>>

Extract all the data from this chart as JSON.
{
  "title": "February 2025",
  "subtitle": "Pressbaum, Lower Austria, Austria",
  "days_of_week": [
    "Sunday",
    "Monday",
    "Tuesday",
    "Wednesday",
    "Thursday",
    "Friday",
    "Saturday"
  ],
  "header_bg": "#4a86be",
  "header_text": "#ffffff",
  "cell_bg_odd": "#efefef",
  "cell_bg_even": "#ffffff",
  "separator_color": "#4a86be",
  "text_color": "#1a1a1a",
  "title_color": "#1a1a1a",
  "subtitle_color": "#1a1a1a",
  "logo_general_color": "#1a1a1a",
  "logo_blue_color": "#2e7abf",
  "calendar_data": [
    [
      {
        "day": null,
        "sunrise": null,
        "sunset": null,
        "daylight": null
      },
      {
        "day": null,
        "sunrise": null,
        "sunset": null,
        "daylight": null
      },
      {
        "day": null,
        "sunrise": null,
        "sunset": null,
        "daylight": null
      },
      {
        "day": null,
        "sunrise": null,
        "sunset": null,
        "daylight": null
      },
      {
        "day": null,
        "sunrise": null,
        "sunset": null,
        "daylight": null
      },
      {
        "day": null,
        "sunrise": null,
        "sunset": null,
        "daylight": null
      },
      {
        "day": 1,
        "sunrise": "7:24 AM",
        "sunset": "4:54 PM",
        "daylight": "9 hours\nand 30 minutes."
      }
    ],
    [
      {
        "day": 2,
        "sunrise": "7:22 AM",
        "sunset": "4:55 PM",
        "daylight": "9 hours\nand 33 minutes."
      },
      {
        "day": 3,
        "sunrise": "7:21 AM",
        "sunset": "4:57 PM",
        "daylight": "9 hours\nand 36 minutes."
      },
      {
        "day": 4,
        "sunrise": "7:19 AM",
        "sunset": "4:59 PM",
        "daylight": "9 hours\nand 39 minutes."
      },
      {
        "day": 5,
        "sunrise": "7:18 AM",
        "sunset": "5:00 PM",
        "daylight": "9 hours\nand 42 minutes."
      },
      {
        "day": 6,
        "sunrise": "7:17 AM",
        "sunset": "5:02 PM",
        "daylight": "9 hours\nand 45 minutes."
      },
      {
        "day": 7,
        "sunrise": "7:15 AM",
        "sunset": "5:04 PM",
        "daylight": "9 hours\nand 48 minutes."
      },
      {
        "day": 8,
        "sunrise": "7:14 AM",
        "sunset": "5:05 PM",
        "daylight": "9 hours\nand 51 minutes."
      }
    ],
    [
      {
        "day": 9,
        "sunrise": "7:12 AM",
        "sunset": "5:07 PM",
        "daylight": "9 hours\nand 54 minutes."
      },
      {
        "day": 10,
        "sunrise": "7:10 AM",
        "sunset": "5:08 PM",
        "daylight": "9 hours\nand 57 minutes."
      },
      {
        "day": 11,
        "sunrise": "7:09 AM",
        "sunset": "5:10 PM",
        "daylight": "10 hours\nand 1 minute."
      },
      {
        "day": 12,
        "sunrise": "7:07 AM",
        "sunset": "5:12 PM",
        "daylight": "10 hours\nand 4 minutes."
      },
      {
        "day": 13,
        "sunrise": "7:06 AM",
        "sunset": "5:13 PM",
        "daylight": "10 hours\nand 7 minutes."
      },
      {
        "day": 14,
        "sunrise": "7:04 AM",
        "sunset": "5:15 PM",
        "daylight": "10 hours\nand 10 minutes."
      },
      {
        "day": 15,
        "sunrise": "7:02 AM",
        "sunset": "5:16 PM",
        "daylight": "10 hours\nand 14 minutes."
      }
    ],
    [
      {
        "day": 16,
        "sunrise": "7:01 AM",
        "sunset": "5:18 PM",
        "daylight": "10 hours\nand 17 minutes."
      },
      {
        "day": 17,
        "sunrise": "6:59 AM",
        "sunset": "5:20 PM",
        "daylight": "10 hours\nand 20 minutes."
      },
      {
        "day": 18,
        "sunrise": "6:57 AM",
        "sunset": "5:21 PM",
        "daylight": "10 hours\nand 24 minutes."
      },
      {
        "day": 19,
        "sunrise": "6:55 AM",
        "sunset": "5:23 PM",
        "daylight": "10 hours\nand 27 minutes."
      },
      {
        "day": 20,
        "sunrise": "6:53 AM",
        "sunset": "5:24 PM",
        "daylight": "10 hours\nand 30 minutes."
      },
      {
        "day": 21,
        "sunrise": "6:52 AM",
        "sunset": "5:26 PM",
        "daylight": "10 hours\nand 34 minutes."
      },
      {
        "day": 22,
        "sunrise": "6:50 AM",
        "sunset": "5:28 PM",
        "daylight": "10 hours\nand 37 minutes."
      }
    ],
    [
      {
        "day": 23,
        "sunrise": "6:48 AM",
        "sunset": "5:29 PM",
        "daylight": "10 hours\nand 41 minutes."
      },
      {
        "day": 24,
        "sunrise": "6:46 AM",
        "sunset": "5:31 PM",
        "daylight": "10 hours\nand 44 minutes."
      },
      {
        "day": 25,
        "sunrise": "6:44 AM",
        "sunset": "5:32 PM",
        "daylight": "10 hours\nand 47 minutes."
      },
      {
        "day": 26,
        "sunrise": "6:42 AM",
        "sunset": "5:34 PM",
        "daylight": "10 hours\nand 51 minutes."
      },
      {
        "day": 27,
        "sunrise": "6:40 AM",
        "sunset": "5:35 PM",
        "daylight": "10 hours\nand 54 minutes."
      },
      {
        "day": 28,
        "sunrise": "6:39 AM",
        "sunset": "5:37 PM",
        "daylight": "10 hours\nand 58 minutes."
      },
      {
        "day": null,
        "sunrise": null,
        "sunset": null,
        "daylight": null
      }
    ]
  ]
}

<<

● EXERCISE DESCRIPTION
How many lines in the records above hold the word "ffffff"? Give only the number.

● COMPLETED EXERCISE
2